Source records
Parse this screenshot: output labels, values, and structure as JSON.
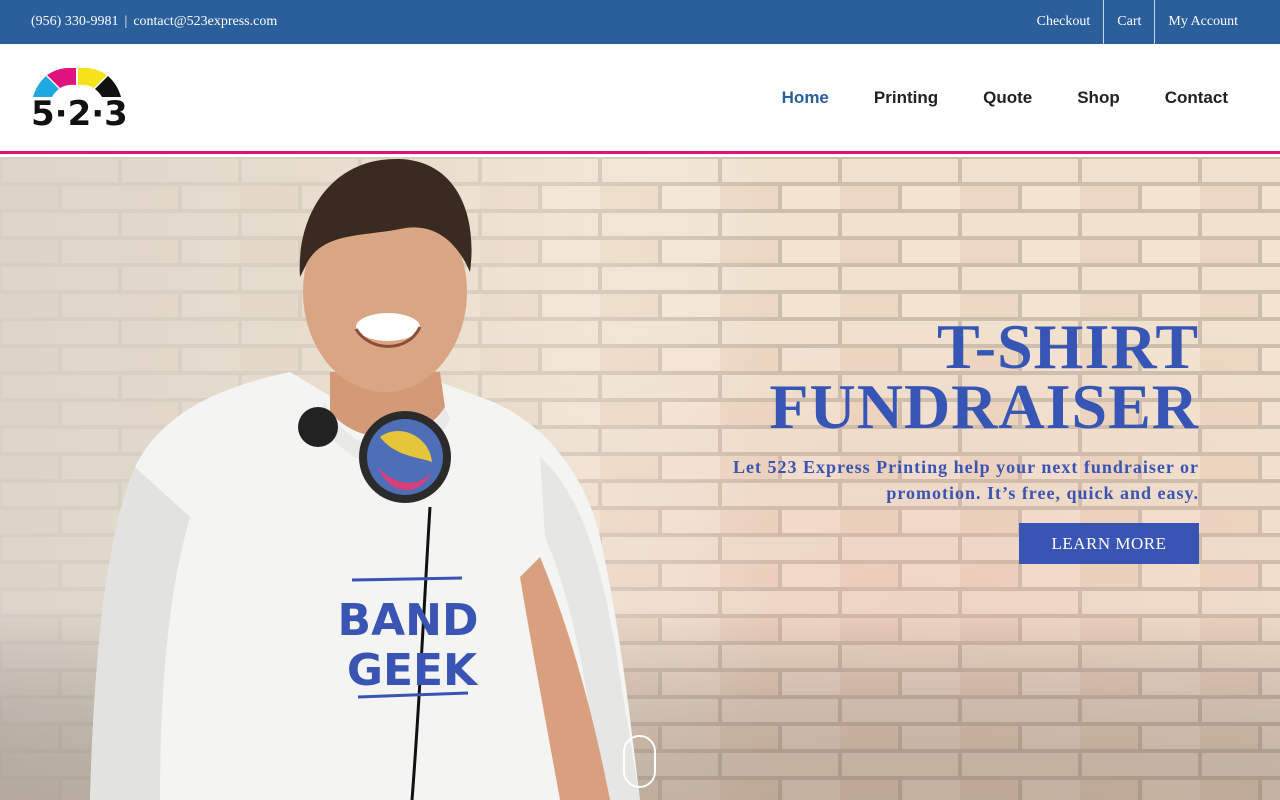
{
  "topbar": {
    "phone": "(956) 330-9981",
    "separator": "|",
    "email": "contact@523express.com",
    "links": [
      "Checkout",
      "Cart",
      "My Account"
    ],
    "background": "#2a5f9c"
  },
  "logo": {
    "text": "5·2·3",
    "arc_colors": [
      "#1fa9e1",
      "#e0127e",
      "#f5e21a",
      "#111111"
    ]
  },
  "nav": {
    "items": [
      "Home",
      "Printing",
      "Quote",
      "Shop",
      "Contact"
    ],
    "active": "Home",
    "accent": "#2a5f9c",
    "underline_color": "#e0127e"
  },
  "hero": {
    "title_line1": "T-SHIRT",
    "title_line2": "FUNDRAISER",
    "subtitle": "Let 523 Express Printing help your next fundraiser or promotion. It’s free, quick and easy.",
    "cta_label": "LEARN MORE",
    "shirt_print_line1": "BAND",
    "shirt_print_line2": "GEEK",
    "text_color": "#3a54b3"
  }
}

_AIM OF THE EXERCISE_: Go through the listing above and report how many of its lines contain the word "Printing", with only the number as output.

_TASK RESULT_: 2